▶ **Aim of the exercise**: Where a line contains the word "Learning", copy that line.

--- START Entries supplied ---

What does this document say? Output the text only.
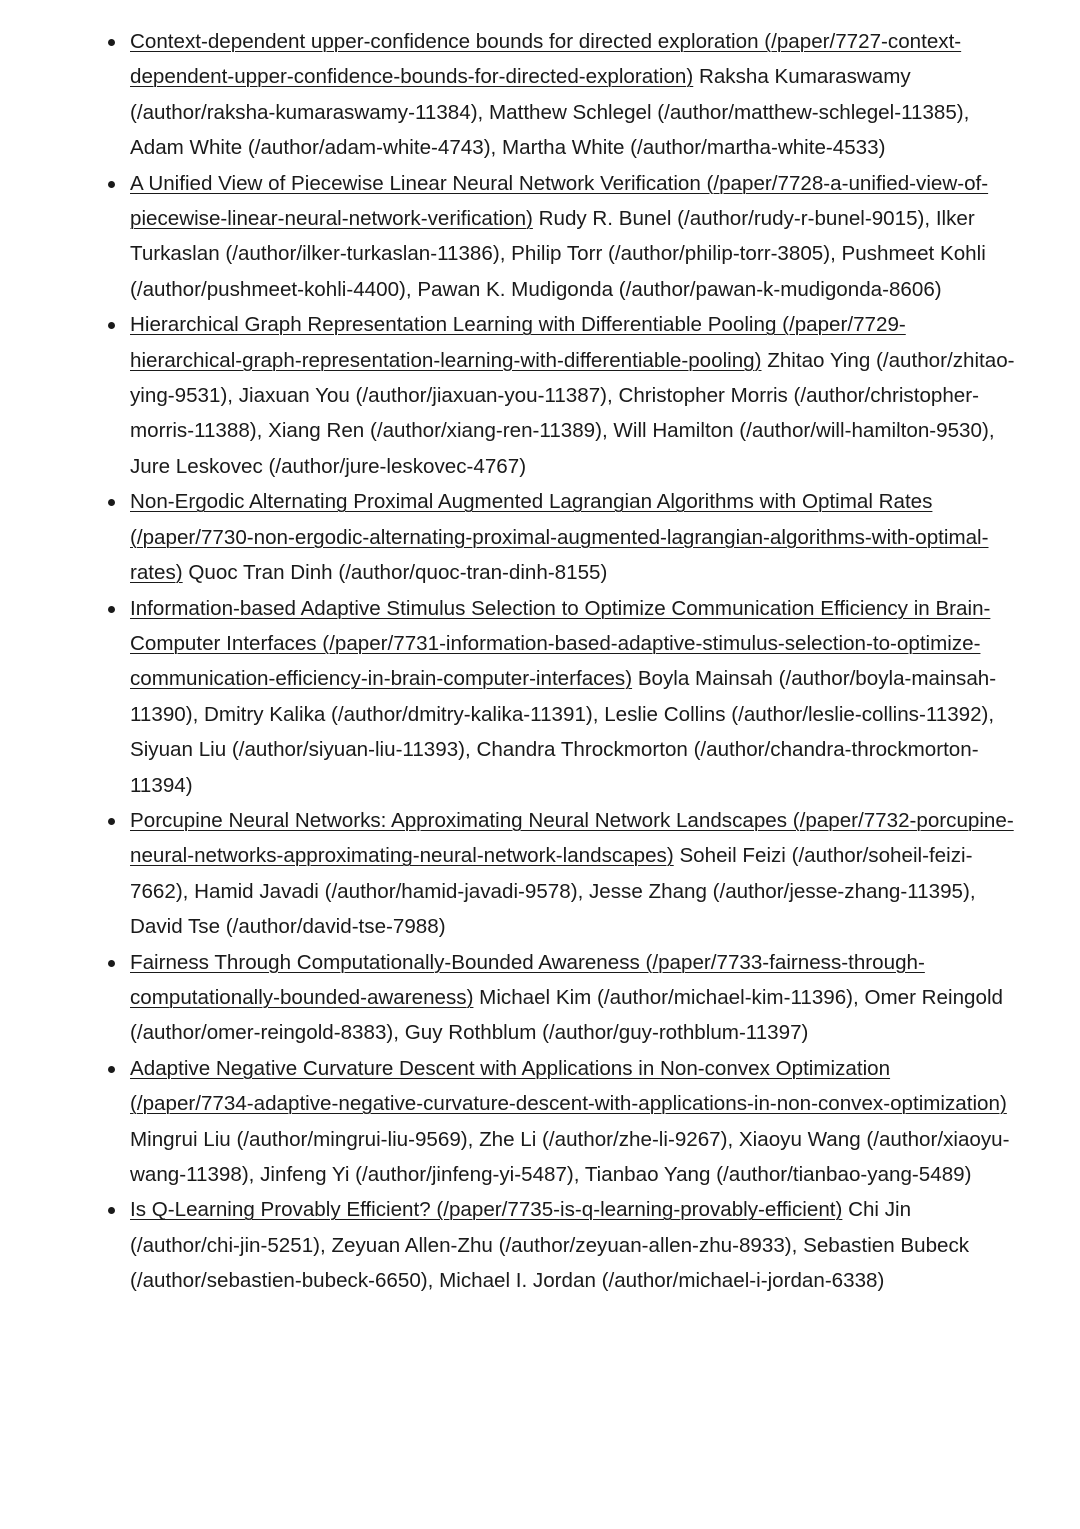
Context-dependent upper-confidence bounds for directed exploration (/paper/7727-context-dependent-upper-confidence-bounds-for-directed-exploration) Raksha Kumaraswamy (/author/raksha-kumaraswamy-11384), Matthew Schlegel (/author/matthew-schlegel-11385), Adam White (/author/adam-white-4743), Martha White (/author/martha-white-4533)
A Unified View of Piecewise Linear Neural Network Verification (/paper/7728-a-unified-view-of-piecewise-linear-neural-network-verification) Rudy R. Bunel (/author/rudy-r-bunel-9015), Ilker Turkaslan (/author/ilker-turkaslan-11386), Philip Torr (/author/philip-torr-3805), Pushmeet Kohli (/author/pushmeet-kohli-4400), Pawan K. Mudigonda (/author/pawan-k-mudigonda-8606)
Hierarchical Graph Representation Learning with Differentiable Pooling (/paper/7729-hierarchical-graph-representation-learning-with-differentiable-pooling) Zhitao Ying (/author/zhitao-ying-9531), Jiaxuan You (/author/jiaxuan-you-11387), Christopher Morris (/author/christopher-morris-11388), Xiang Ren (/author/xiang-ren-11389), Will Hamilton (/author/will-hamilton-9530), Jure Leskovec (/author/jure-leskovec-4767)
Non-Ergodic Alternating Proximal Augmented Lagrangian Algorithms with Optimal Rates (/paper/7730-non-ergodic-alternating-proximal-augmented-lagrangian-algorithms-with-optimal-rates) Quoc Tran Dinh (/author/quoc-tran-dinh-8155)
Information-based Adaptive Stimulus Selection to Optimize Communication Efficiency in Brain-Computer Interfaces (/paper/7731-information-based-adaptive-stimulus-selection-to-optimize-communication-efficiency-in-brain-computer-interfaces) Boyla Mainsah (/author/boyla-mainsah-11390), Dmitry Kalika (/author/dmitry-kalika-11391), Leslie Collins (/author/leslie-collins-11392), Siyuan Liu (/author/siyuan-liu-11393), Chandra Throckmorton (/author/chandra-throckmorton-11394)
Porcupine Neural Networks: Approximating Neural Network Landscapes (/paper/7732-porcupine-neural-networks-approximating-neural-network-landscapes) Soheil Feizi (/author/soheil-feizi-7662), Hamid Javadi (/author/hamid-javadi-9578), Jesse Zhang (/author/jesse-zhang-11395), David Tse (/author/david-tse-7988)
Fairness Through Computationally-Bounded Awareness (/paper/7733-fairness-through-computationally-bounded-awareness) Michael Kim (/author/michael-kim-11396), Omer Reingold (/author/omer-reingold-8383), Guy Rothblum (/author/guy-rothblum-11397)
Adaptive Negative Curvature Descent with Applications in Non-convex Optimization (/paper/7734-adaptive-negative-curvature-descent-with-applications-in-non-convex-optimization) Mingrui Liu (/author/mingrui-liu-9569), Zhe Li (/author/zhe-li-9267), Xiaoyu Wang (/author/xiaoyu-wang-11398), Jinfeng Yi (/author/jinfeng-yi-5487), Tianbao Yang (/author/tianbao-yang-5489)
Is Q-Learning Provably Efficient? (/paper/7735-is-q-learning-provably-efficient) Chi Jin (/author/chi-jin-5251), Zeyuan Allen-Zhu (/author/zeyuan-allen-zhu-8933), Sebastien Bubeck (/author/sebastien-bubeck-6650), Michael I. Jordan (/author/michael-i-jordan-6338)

--- END Entries supplied ---
--- START Entries supplied ---

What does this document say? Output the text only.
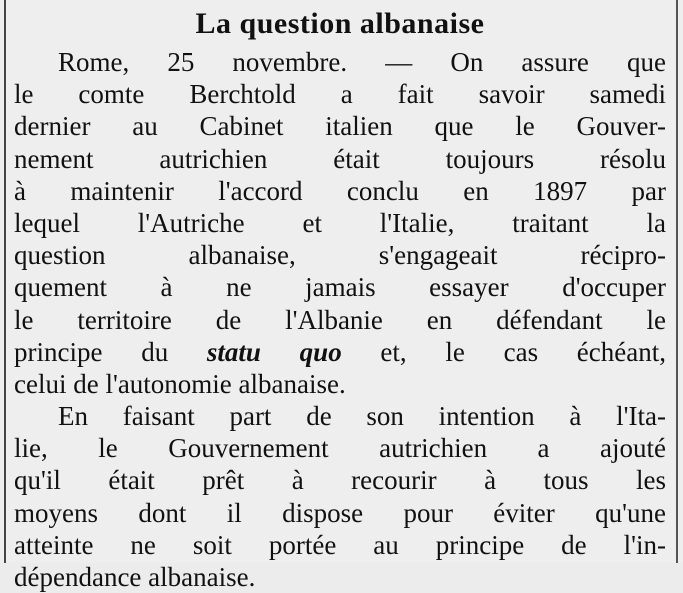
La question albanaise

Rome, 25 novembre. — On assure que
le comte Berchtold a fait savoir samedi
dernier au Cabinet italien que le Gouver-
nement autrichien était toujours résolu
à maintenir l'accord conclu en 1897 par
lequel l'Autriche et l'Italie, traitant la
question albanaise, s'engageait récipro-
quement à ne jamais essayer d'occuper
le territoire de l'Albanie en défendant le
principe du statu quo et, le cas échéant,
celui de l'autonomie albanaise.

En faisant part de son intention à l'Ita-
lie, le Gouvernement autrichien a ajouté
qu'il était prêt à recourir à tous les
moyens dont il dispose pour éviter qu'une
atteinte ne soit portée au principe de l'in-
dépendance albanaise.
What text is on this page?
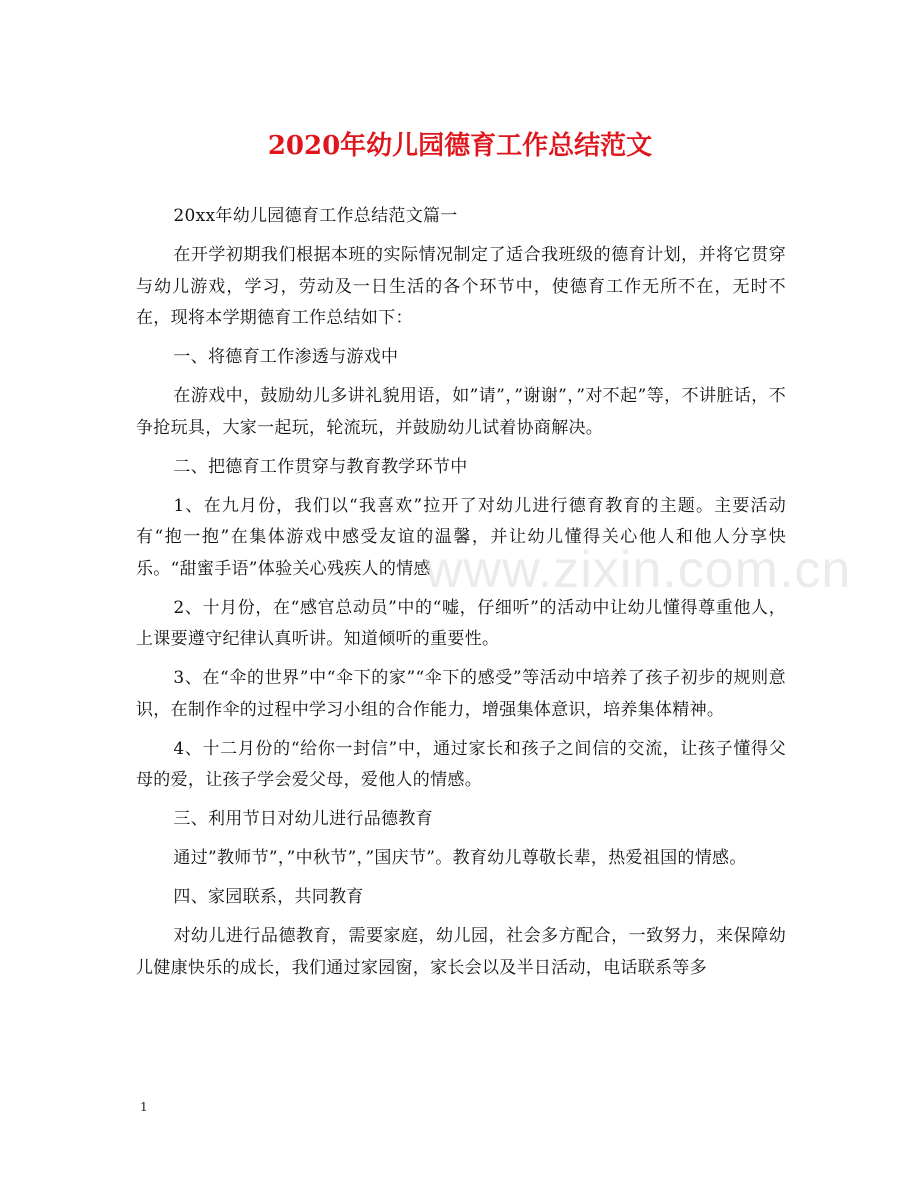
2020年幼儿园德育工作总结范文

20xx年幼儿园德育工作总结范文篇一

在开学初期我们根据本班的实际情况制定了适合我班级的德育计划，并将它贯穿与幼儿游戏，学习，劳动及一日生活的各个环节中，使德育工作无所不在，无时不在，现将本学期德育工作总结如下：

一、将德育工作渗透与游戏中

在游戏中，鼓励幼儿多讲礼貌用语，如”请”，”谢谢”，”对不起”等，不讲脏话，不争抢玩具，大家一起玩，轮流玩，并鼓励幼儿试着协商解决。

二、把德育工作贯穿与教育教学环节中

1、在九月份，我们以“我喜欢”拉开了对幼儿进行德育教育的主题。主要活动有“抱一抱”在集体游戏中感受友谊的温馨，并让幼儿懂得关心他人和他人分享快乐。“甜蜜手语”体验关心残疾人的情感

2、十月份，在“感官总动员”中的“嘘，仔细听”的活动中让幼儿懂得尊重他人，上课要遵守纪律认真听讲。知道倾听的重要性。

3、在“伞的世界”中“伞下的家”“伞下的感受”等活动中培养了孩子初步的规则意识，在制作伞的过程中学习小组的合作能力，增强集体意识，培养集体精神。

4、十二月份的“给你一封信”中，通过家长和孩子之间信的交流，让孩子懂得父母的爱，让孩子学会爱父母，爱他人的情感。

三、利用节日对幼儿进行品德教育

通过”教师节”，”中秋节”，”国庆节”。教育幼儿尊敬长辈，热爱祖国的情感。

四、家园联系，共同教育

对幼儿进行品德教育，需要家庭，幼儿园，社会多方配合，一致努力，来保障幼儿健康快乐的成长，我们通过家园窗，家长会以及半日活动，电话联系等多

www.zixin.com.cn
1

--- END Entries supplied ---
--- START Entries supplied ---

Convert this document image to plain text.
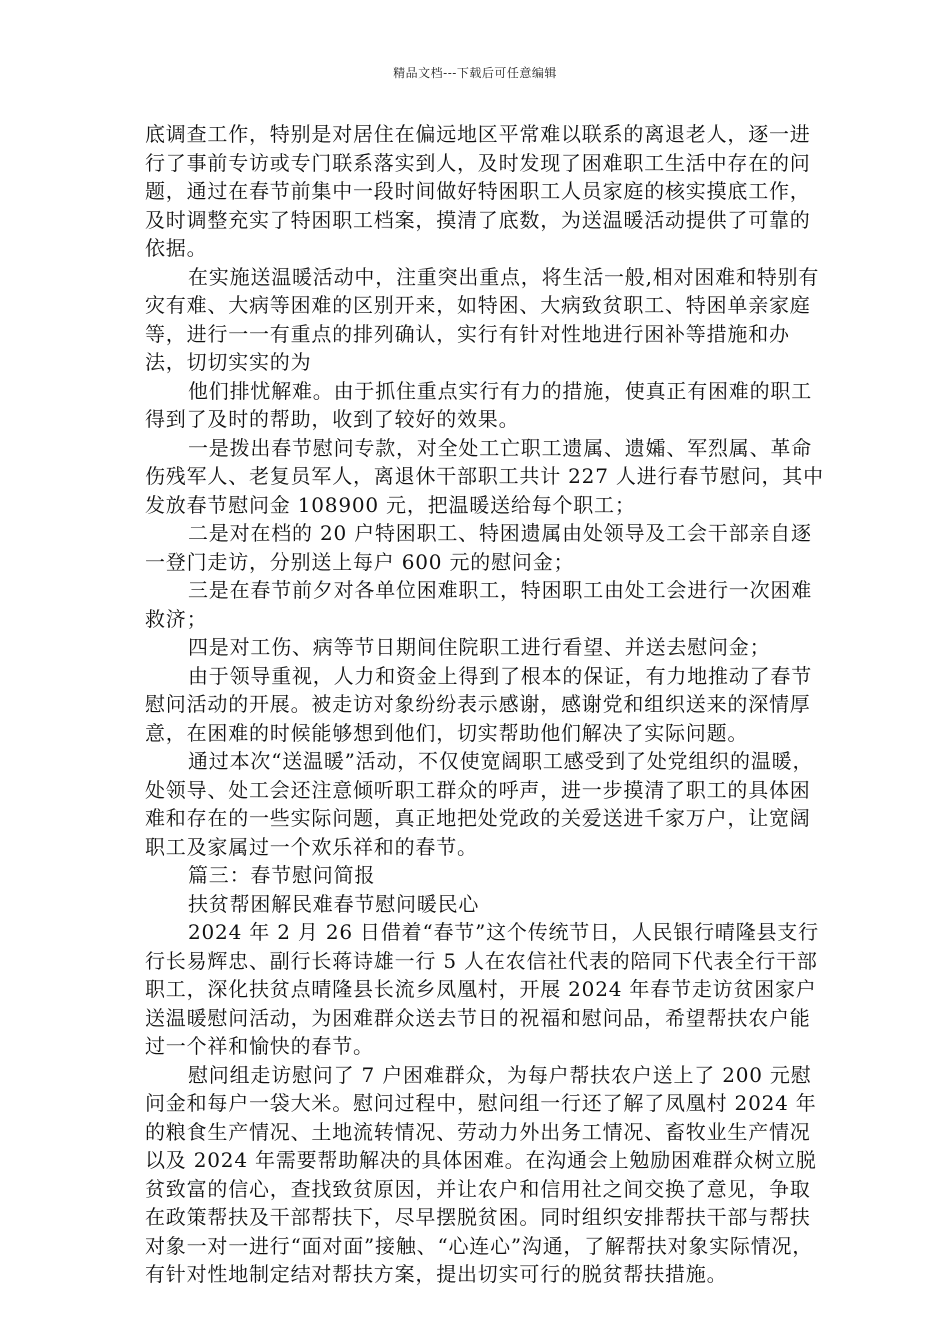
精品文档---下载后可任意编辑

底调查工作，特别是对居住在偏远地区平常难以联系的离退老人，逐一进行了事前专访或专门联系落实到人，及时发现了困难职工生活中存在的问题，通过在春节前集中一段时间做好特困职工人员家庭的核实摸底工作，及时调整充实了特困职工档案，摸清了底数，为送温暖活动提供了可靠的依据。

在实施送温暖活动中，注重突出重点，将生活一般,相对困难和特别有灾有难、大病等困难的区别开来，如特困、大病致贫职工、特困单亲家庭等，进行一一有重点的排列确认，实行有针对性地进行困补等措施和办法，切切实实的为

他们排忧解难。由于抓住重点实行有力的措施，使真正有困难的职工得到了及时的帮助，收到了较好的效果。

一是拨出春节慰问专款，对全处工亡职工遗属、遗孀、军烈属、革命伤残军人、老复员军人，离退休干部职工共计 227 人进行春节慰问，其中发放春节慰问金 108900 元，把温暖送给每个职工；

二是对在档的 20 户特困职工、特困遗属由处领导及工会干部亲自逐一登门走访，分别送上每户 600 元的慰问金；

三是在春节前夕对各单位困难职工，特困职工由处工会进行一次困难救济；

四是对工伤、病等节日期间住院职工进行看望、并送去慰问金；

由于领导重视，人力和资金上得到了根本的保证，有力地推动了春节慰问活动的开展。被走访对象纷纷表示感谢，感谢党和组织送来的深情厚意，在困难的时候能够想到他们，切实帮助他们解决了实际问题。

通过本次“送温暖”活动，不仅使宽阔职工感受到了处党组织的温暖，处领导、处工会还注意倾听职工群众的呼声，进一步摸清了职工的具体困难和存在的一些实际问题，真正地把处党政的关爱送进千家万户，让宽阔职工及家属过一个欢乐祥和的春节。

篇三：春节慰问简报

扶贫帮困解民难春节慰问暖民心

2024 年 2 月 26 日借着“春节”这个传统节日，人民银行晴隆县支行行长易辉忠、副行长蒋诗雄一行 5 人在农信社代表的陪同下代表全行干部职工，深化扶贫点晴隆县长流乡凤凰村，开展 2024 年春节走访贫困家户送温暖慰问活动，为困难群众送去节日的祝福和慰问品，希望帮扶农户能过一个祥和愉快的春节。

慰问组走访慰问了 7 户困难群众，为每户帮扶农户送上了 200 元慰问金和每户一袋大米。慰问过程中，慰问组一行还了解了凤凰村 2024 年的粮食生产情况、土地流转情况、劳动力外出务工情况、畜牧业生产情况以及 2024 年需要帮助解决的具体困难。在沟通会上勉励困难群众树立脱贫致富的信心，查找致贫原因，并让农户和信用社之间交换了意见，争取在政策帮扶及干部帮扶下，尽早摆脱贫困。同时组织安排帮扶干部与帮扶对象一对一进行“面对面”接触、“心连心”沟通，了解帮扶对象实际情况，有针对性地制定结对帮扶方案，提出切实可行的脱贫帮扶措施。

--- END Entries supplied ---

▶ **Answer in full**:
Hierarchical Graph Representation Learning with Differentiable Pooling (/paper/7729-hierarchical-graph-representation-learning-with-differentiable-pooling) Zhitao Ying (/author/zhitao-ying-9531), Jiaxuan You (/author/jiaxuan-you-11387), Christopher Morris (/author/christopher-morris-11388), Xiang Ren (/author/xiang-ren-11389), Will Hamilton (/author/will-hamilton-9530), Jure Leskovec (/author/jure-leskovec-4767)
Is Q-Learning Provably Efficient? (/paper/7735-is-q-learning-provably-efficient) Chi Jin (/author/chi-jin-5251), Zeyuan Allen-Zhu (/author/zeyuan-allen-zhu-8933), Sebastien Bubeck (/author/sebastien-bubeck-6650), Michael I. Jordan (/author/michael-i-jordan-6338)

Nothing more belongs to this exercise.